▼
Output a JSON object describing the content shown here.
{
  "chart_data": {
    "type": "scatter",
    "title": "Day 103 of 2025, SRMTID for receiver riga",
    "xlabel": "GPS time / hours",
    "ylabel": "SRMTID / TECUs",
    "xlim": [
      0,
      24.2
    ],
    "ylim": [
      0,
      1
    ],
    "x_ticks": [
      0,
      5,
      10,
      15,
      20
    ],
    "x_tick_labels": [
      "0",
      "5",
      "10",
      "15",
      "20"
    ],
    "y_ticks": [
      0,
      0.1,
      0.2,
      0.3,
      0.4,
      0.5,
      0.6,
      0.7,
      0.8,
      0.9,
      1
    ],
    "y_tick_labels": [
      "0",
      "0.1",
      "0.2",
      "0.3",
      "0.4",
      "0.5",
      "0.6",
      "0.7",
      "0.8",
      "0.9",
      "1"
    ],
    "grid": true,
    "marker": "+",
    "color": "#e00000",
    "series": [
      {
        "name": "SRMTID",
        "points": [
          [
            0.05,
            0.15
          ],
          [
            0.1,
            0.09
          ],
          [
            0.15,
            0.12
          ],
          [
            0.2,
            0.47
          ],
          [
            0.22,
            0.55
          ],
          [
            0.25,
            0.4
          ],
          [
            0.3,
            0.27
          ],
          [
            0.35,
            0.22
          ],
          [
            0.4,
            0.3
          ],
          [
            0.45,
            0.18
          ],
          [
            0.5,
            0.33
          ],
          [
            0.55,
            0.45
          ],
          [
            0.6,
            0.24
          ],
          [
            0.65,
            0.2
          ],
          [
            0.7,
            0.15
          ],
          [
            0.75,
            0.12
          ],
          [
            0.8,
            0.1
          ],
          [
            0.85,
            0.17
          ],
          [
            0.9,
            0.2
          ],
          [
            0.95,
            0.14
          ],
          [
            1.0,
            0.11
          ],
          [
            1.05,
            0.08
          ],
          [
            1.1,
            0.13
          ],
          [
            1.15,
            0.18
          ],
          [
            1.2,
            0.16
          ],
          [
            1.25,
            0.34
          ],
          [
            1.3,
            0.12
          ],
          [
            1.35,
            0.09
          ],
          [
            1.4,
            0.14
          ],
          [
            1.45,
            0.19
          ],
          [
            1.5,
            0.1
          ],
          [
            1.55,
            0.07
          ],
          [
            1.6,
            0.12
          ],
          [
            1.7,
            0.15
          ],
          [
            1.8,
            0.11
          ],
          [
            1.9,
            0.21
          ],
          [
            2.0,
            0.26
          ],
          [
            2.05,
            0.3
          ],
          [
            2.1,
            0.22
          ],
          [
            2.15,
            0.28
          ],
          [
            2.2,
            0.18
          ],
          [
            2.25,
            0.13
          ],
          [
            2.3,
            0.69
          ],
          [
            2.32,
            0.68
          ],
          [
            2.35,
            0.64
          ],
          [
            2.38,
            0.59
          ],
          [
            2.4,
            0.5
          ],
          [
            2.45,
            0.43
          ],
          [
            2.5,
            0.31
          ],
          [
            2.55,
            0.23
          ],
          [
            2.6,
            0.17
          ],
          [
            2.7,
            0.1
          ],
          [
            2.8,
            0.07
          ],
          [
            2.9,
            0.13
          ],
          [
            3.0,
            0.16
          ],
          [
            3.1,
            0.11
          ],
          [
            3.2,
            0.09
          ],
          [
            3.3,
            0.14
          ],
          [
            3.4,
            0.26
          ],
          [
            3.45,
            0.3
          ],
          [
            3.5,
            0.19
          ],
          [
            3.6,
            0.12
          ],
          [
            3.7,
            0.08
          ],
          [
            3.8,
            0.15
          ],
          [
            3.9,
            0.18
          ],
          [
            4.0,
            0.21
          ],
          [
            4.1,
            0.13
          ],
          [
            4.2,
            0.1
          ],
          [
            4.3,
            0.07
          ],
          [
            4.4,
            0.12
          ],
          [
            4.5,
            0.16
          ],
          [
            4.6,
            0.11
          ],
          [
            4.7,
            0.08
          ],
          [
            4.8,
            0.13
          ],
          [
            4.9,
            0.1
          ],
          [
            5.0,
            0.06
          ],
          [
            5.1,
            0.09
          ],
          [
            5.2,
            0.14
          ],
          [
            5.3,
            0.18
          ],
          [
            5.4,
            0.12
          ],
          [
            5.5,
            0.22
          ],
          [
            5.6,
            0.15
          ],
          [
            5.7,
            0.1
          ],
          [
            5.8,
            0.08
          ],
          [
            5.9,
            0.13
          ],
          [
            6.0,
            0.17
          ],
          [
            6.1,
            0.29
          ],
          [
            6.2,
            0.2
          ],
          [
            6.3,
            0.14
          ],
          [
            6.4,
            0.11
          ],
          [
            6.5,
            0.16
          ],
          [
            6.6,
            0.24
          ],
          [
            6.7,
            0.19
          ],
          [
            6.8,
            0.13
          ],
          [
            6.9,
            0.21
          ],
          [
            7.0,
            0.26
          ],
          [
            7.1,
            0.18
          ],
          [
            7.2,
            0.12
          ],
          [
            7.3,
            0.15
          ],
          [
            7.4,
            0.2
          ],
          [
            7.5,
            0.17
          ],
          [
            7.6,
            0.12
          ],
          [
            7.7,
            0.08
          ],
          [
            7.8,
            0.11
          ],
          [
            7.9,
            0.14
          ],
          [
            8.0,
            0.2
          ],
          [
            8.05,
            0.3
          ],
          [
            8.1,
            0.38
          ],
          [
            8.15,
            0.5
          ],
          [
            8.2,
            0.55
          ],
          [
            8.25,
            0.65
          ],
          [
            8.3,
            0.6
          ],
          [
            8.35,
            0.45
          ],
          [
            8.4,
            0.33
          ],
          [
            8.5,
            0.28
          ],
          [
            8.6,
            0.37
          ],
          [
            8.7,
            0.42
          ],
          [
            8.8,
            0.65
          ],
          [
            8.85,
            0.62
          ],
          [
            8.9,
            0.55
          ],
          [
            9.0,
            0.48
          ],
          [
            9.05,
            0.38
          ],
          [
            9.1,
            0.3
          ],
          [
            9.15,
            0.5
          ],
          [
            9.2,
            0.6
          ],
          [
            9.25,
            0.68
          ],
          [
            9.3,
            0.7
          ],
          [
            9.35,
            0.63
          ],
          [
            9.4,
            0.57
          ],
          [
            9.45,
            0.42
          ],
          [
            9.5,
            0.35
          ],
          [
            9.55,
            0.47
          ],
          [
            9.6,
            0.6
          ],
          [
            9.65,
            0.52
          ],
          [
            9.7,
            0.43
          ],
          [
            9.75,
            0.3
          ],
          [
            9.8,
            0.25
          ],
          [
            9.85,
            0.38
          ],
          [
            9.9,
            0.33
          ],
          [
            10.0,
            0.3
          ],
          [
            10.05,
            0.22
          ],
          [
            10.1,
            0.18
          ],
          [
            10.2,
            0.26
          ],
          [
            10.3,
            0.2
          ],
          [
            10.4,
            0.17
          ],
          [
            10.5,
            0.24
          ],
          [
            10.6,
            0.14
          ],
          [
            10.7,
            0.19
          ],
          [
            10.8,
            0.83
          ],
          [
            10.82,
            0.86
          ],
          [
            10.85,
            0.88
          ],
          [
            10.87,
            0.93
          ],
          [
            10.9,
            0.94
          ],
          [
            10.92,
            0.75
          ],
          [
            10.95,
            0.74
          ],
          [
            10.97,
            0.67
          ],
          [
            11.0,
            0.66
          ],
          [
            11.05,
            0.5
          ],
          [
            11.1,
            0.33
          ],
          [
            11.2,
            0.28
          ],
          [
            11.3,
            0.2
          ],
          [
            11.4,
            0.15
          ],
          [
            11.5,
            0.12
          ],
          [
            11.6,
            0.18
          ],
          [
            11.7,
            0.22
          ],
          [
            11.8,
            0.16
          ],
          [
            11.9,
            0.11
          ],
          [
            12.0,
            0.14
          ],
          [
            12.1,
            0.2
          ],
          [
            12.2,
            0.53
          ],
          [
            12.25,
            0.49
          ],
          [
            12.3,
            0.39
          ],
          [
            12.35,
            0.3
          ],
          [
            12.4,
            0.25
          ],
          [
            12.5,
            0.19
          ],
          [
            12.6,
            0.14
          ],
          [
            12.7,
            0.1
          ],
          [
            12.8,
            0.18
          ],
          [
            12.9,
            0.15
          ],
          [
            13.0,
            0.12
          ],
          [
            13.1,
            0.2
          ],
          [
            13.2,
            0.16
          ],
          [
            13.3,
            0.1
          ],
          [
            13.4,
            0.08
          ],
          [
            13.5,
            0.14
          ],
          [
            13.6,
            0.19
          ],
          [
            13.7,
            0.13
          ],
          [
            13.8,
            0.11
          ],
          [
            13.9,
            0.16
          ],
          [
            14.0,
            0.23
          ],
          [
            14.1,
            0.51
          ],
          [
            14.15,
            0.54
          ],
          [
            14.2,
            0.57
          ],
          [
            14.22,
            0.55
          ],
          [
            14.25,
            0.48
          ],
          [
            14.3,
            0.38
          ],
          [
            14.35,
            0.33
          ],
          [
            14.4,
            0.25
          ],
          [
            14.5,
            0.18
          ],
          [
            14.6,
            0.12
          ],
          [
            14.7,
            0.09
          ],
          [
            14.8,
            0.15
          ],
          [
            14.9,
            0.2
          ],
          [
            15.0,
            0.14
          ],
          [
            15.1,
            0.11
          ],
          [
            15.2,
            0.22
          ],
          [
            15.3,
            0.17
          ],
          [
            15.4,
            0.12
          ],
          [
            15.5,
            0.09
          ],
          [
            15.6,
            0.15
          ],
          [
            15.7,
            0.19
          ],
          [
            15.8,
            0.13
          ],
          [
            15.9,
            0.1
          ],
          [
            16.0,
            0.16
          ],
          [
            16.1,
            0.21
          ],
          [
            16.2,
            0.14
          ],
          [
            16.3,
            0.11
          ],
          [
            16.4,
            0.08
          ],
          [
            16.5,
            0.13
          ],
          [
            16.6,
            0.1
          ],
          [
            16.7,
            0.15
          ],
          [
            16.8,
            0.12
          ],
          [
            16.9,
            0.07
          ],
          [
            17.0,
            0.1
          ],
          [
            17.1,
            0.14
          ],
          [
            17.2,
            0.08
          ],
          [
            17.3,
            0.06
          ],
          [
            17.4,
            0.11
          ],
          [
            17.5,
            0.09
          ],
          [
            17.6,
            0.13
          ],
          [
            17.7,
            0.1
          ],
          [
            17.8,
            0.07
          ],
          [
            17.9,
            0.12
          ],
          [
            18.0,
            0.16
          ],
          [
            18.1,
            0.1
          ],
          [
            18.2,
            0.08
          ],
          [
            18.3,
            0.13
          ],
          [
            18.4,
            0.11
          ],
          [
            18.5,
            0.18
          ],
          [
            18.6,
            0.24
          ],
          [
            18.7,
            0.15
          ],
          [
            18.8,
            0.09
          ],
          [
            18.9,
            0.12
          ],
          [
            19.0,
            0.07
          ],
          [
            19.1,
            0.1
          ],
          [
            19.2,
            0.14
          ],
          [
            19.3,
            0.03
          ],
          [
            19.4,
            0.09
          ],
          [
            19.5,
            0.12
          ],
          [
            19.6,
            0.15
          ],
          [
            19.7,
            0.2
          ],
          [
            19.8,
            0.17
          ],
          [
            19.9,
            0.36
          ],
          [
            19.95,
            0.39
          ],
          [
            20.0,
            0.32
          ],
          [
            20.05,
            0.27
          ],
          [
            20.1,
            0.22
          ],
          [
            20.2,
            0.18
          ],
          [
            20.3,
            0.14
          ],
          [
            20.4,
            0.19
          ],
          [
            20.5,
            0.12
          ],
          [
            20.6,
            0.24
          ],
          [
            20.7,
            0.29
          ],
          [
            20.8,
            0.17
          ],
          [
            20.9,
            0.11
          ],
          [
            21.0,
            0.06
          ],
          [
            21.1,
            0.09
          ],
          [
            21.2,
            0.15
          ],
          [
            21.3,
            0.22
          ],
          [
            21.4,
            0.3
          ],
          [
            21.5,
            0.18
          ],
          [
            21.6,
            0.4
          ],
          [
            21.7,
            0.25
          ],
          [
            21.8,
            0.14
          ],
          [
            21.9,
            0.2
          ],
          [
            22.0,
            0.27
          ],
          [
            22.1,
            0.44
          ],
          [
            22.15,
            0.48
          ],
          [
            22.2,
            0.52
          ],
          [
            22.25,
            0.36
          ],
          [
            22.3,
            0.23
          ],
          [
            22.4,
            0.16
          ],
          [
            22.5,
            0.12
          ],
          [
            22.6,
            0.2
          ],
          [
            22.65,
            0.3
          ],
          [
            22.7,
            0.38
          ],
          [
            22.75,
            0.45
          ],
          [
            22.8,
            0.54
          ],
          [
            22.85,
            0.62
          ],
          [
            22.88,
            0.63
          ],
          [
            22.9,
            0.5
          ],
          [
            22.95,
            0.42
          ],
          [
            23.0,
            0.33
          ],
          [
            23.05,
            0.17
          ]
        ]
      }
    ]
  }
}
▲
● What to do:
Determine how many lines of the data contain "SRMTID" and give nothing but that number.

● Answer in full:
3